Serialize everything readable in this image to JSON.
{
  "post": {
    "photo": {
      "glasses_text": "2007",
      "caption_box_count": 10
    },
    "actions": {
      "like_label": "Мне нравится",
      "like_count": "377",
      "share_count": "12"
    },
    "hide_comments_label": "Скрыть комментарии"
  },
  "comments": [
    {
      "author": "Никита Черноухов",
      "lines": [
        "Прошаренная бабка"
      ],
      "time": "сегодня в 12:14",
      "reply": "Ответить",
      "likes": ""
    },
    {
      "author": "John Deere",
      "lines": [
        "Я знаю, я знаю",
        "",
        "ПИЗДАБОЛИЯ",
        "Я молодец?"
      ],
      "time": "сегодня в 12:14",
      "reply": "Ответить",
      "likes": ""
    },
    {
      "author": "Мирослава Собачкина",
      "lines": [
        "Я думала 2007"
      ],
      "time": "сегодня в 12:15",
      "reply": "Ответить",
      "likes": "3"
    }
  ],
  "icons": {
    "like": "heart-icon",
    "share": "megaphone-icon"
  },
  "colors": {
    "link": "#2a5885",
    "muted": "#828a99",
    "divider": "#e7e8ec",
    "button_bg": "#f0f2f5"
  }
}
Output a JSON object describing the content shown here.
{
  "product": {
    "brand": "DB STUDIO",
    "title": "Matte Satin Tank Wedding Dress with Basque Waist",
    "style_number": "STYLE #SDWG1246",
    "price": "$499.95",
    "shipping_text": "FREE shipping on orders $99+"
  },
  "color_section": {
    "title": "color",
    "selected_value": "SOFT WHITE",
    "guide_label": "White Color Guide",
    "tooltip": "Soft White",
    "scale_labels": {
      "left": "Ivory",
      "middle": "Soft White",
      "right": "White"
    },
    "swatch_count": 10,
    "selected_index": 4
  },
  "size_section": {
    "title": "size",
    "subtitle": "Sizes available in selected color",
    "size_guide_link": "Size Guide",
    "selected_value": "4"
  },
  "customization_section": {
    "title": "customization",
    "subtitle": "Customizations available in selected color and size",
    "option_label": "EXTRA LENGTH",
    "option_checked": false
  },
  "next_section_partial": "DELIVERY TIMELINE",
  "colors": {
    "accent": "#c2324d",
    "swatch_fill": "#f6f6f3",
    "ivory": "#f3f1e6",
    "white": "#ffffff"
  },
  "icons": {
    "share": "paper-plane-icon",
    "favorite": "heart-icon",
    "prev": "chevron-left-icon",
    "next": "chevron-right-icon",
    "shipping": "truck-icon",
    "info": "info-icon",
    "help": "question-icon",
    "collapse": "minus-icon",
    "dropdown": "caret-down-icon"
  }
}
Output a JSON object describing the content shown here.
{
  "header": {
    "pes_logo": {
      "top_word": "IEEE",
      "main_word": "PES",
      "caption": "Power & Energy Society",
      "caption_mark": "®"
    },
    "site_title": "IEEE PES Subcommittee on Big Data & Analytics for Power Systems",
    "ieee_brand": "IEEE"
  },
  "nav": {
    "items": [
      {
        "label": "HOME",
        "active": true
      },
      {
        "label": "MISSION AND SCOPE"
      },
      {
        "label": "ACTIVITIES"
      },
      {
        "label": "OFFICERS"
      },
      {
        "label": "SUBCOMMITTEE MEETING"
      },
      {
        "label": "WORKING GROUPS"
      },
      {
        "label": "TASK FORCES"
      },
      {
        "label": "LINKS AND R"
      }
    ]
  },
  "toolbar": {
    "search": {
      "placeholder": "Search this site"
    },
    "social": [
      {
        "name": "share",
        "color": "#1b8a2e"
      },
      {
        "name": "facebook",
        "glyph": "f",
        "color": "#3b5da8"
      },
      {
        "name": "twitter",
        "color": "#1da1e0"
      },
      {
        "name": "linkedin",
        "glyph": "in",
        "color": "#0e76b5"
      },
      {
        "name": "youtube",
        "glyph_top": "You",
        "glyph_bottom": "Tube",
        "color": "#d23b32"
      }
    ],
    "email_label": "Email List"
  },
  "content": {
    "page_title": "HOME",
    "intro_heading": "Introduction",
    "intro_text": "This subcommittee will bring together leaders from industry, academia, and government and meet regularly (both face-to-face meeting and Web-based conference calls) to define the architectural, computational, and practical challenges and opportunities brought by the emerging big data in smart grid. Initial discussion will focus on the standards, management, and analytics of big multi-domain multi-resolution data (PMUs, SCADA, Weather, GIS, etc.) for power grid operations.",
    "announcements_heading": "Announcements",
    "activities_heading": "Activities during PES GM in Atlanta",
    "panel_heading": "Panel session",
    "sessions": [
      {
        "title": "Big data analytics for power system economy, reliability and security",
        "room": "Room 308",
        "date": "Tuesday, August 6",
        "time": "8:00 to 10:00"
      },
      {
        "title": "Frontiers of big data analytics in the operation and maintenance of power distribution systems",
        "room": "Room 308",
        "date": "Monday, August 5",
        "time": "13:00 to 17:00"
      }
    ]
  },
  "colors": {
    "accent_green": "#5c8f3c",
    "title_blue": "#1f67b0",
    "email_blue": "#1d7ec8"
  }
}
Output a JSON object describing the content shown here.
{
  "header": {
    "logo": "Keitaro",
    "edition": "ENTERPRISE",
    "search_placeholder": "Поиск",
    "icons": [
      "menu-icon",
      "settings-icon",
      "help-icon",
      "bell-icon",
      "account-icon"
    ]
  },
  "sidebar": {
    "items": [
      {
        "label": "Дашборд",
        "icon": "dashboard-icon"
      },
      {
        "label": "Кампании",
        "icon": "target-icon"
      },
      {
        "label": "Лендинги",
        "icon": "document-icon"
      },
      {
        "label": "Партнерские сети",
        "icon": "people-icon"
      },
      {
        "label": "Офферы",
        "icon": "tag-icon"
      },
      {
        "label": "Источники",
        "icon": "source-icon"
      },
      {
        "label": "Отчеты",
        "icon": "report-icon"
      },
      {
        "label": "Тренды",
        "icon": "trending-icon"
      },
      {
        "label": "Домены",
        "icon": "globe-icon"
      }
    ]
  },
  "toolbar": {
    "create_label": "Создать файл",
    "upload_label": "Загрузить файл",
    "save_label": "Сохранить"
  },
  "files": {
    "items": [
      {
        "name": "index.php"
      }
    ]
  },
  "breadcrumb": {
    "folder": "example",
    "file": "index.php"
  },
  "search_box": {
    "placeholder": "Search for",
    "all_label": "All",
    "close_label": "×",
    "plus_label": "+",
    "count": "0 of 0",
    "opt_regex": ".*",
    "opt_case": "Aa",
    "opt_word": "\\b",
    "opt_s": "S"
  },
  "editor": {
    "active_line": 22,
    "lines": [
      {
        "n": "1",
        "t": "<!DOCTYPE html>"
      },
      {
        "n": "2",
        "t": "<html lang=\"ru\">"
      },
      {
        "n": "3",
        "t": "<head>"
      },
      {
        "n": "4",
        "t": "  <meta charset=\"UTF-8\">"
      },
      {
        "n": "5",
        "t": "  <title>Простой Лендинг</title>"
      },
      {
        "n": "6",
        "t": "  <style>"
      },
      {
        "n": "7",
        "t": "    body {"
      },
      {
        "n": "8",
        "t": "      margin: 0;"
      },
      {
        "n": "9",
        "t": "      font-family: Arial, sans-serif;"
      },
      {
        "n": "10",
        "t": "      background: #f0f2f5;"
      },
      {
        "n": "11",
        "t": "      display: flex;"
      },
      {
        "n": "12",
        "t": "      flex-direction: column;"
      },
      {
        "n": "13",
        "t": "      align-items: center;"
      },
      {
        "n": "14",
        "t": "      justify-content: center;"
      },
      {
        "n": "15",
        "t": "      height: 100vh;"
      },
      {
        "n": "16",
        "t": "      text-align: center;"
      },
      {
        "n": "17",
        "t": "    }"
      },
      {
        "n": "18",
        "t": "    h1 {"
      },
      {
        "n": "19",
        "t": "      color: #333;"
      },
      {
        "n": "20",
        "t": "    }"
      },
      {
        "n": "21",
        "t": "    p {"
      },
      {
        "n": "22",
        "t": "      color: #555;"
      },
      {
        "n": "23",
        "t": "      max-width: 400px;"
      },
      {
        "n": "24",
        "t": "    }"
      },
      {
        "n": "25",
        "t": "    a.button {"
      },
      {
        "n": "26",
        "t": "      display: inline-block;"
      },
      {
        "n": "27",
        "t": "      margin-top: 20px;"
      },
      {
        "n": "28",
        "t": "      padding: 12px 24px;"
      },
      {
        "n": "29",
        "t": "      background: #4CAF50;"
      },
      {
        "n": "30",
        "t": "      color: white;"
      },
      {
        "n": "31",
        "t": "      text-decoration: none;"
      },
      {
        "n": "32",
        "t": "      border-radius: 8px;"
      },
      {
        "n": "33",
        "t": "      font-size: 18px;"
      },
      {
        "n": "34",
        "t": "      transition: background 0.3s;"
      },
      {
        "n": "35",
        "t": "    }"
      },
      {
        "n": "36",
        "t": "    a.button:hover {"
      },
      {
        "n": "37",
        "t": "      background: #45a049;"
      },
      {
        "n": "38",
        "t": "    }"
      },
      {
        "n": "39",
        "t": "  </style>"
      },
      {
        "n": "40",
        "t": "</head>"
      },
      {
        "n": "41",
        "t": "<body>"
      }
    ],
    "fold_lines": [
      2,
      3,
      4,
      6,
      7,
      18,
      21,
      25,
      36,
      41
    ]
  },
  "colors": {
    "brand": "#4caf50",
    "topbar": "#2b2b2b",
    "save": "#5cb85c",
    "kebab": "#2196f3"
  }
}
::::::::::
Set task: For the listing above, identify each line bearing "background".

Completed exercise:
        "t": "      background: #f0f2f5;"
        "t": "      background: #4CAF50;"
        "t": "      transition: background 0.3s;"
        "t": "      background: #45a049;"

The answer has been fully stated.